Your objective>
Look through the data below. Collect every line where the word "México" occurs.

Working data>
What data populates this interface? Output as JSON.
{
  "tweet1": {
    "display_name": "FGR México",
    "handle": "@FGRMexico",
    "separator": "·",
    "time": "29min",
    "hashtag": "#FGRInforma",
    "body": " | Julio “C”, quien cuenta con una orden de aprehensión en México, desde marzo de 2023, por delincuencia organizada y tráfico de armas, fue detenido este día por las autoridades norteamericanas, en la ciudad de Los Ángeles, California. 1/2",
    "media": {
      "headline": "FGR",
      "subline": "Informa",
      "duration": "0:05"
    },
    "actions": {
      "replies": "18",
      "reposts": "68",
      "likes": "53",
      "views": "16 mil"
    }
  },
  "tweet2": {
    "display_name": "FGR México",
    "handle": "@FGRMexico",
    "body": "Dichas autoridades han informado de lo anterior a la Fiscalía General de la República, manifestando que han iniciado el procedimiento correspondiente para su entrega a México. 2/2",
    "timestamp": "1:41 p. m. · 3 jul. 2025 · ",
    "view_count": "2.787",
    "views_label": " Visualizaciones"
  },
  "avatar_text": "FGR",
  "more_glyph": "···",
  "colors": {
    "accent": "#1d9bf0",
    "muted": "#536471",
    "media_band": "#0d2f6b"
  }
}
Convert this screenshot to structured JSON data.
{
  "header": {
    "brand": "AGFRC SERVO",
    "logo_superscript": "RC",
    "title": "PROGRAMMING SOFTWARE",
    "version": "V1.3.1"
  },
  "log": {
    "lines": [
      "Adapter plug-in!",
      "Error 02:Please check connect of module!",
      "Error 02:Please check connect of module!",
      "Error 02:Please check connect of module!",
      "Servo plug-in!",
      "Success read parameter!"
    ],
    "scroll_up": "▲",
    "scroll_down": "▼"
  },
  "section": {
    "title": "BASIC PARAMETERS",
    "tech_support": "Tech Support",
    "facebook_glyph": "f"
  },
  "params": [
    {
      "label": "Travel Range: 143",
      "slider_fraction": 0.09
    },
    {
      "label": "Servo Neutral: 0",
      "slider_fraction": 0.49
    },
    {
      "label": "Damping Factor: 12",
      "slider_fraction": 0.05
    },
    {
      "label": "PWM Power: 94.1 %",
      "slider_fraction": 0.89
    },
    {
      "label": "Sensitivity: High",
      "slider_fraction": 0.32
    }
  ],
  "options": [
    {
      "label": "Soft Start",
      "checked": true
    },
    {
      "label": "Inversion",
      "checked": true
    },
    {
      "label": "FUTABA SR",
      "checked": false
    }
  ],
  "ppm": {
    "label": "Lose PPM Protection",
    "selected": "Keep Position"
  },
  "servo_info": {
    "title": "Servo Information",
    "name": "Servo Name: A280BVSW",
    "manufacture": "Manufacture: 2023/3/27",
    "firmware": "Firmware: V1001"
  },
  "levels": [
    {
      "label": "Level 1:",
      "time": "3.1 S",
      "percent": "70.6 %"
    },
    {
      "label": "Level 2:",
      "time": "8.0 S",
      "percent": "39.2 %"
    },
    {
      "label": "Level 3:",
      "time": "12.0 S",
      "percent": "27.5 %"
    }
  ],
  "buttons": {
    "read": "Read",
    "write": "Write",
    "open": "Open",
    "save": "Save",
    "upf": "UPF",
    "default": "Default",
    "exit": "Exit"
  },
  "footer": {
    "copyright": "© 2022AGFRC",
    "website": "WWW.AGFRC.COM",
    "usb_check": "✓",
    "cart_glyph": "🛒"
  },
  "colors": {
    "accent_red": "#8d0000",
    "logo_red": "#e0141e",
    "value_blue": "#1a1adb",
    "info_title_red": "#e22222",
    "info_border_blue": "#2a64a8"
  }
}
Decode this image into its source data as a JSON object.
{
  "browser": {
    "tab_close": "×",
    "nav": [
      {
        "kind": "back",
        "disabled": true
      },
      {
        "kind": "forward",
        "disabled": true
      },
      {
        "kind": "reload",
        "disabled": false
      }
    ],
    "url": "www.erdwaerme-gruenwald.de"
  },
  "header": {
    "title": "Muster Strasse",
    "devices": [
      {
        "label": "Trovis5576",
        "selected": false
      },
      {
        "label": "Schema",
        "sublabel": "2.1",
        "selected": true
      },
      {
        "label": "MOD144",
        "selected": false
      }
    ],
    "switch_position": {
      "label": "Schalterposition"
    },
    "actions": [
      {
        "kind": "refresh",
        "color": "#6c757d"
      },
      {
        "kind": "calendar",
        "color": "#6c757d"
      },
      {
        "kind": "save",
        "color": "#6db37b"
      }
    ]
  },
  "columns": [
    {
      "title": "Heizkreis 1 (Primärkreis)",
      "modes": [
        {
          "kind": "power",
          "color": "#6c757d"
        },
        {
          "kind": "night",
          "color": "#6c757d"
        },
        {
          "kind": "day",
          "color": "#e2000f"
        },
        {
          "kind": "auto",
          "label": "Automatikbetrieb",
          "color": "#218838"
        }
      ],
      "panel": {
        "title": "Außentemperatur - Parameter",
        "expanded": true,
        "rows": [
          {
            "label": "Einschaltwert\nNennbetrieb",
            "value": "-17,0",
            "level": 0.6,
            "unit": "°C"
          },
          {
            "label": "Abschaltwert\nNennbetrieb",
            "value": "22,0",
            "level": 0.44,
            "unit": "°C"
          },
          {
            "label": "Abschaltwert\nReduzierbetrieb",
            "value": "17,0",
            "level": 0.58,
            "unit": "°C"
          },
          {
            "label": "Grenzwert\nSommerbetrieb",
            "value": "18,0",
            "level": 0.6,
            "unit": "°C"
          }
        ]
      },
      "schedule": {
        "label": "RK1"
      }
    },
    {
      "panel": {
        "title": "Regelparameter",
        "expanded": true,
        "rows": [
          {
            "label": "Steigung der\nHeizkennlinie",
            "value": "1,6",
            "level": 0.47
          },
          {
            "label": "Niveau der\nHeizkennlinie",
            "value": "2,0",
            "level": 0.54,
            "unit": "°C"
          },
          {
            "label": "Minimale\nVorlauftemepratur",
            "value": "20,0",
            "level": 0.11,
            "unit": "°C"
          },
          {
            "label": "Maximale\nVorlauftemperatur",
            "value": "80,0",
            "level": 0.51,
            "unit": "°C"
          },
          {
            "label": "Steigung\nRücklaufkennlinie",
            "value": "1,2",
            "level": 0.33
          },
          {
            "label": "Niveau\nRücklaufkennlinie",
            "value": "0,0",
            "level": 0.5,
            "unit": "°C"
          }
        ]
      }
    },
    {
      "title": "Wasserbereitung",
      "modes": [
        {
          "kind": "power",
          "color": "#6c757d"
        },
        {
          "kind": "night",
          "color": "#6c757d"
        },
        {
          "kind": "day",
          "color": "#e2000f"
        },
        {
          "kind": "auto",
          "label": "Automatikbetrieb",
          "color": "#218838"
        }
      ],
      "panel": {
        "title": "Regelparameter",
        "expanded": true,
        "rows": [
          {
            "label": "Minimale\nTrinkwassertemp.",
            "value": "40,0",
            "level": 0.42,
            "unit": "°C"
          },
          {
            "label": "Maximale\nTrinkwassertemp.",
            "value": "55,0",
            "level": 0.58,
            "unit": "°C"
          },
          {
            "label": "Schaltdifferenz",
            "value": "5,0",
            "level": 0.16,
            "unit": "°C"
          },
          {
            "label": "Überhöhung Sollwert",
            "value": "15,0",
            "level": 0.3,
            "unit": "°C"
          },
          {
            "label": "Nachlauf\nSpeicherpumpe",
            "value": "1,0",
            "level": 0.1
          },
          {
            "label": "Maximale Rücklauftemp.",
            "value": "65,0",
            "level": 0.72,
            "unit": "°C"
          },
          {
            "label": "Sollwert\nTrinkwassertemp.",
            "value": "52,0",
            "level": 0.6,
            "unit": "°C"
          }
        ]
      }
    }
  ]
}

Task answer>
    "display_name": "FGR México",
    "body": " | Julio “C”, quien cuenta con una orden de aprehensión en México, desde marzo de 2023, por delincuencia organizada y tráfico de armas, fue detenido este día por las autoridades norteamericanas, en la ciudad de Los Ángeles, California. 1/2",
    "display_name": "FGR México",
    "body": "Dichas autoridades han informado de lo anterior a la Fiscalía General de la República, manifestando que han iniciado el procedimiento correspondiente para su entrega a México. 2/2",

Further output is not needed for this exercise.